» **PROBLEM DESCRIPTION**
Count the lines below that contain the word "Configuración", and report only that number.

» **EXTRACTED INFORMATION**
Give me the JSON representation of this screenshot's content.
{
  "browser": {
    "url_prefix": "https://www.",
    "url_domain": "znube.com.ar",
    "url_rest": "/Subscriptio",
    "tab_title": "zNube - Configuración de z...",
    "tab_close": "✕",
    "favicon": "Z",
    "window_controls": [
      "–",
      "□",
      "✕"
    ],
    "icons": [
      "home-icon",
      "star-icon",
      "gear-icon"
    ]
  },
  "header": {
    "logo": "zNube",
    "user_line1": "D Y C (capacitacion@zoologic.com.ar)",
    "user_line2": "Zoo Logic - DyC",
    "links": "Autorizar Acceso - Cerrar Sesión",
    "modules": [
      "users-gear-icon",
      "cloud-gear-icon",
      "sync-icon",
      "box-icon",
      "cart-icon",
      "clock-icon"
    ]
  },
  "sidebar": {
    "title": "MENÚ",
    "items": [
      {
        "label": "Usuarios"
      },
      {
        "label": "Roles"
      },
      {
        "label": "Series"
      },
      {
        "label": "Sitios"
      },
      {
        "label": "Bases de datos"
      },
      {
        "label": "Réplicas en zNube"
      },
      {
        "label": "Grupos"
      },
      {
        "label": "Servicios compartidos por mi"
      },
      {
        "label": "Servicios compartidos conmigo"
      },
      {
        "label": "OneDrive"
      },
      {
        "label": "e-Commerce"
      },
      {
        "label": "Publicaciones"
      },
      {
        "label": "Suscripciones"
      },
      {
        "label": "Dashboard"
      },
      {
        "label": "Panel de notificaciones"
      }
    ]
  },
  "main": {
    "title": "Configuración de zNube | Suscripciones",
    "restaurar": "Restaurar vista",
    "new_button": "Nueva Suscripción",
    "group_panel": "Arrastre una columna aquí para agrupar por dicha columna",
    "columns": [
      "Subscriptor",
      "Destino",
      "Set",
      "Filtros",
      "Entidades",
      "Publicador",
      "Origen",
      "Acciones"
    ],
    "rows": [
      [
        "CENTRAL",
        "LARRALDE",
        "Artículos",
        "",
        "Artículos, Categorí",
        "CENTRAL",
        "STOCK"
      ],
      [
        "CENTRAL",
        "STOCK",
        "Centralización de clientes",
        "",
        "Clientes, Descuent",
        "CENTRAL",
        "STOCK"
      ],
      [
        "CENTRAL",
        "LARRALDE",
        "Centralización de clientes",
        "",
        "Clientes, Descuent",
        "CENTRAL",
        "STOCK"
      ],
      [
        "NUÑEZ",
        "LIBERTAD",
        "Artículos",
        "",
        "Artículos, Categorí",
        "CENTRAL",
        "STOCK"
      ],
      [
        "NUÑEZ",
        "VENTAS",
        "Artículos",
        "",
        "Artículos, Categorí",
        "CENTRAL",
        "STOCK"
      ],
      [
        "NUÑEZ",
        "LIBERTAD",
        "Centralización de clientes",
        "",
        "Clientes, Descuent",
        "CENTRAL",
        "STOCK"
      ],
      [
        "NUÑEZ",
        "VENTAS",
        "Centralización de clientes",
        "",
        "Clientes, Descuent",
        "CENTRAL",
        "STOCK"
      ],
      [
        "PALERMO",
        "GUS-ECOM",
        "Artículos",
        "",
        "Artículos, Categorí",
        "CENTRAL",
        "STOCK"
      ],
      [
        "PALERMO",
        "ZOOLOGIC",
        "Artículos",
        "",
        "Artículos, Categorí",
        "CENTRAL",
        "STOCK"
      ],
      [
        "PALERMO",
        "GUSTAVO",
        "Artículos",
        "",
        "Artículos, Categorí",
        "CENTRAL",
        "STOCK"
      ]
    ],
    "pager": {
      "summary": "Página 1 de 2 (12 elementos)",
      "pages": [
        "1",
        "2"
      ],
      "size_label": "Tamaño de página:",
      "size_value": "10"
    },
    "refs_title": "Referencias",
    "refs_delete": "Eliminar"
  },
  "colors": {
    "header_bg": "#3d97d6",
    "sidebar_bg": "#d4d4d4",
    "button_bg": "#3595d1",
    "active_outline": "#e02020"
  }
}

» **ANSWER TO THIS TASK**
2